**The exercise:**
Include no pictures. Output exactly the lines from the one that contains "Convert this document image to plain text." through the final line of the entries.

-------- Records supplied --------

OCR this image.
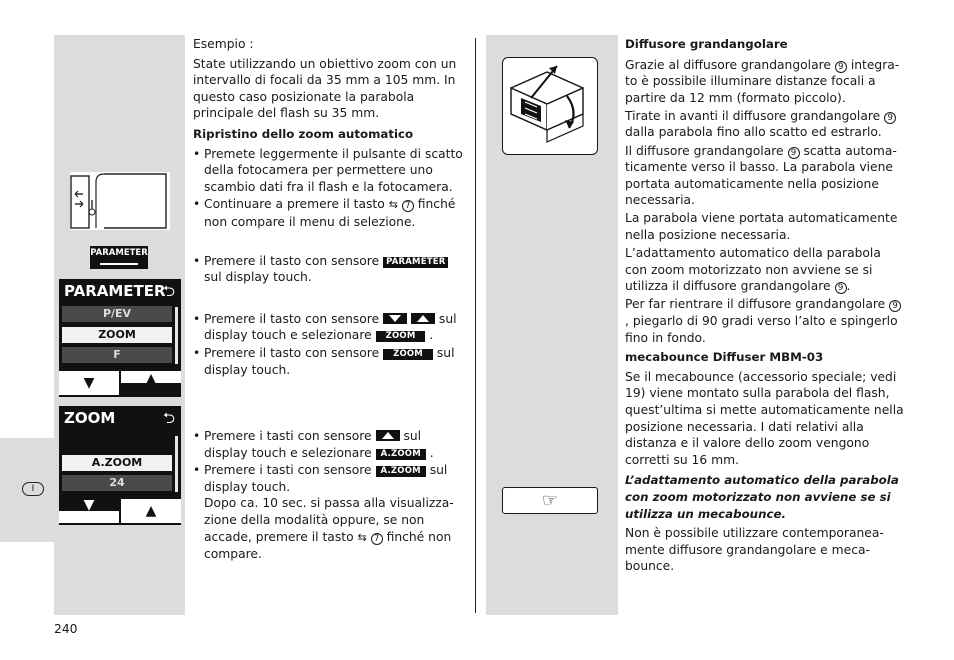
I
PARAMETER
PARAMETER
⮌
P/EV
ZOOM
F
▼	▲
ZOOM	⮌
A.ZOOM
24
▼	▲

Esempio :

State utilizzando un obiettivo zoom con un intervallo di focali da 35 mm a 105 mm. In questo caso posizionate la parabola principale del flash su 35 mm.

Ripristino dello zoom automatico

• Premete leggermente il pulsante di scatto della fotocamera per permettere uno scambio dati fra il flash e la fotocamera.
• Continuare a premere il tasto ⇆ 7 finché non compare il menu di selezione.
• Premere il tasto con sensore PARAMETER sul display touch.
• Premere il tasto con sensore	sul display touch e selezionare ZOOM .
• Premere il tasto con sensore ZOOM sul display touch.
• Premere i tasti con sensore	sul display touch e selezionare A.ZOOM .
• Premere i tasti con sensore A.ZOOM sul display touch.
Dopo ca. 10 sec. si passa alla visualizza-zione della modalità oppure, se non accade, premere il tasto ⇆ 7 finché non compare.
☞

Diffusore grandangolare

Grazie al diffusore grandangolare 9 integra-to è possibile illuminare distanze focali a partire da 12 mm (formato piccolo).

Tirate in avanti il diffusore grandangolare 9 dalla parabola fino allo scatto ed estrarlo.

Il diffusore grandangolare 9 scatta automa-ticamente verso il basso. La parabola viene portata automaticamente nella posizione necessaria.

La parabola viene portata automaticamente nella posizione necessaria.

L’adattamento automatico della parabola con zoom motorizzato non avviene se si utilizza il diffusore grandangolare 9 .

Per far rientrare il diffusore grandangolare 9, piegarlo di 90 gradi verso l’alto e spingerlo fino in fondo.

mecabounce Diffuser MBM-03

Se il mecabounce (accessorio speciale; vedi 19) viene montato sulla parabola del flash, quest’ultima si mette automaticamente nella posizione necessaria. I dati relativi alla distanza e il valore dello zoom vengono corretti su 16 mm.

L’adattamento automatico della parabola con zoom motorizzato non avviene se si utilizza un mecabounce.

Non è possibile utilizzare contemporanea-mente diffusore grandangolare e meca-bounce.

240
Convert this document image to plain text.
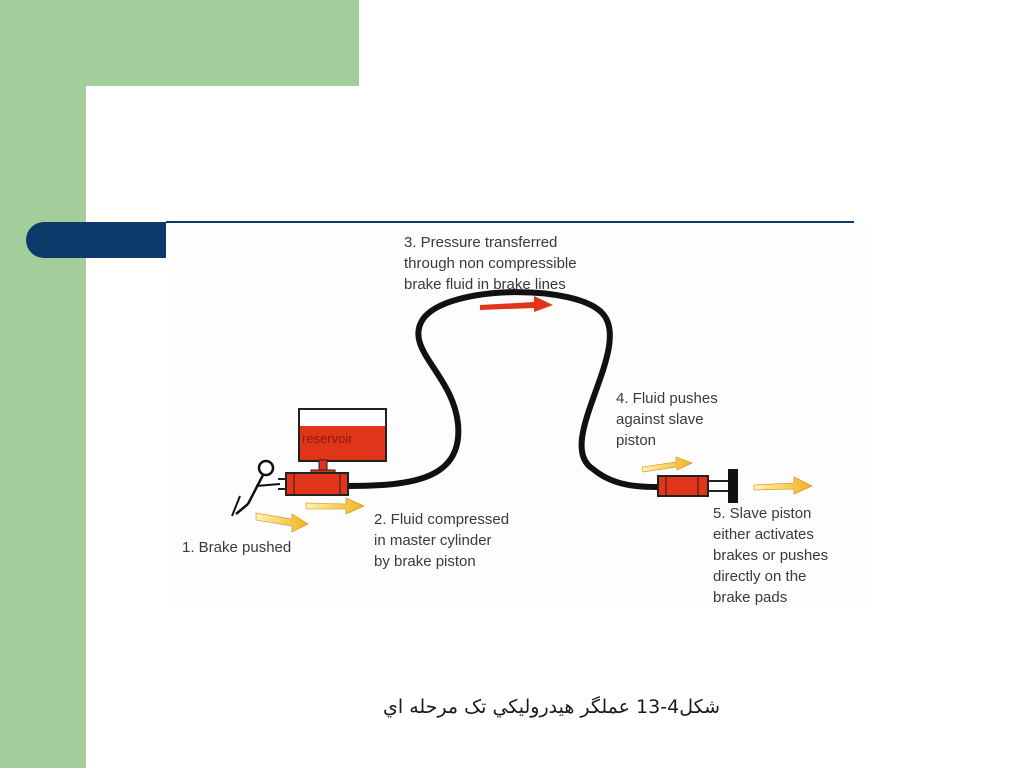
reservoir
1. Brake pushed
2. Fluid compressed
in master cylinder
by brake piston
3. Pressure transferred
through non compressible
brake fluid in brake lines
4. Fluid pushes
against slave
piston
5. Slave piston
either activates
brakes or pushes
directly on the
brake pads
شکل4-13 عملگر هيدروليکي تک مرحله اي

--------

**Exercise solution:**
Convert this document image to plain text.
reservoir
1. Brake pushed
2. Fluid compressed
in master cylinder
by brake piston
3. Pressure transferred
through non compressible
brake fluid in brake lines
4. Fluid pushes
against slave
piston
5. Slave piston
either activates
brakes or pushes
directly on the
brake pads
شکل4-13 عملگر هيدروليکي تک مرحله اي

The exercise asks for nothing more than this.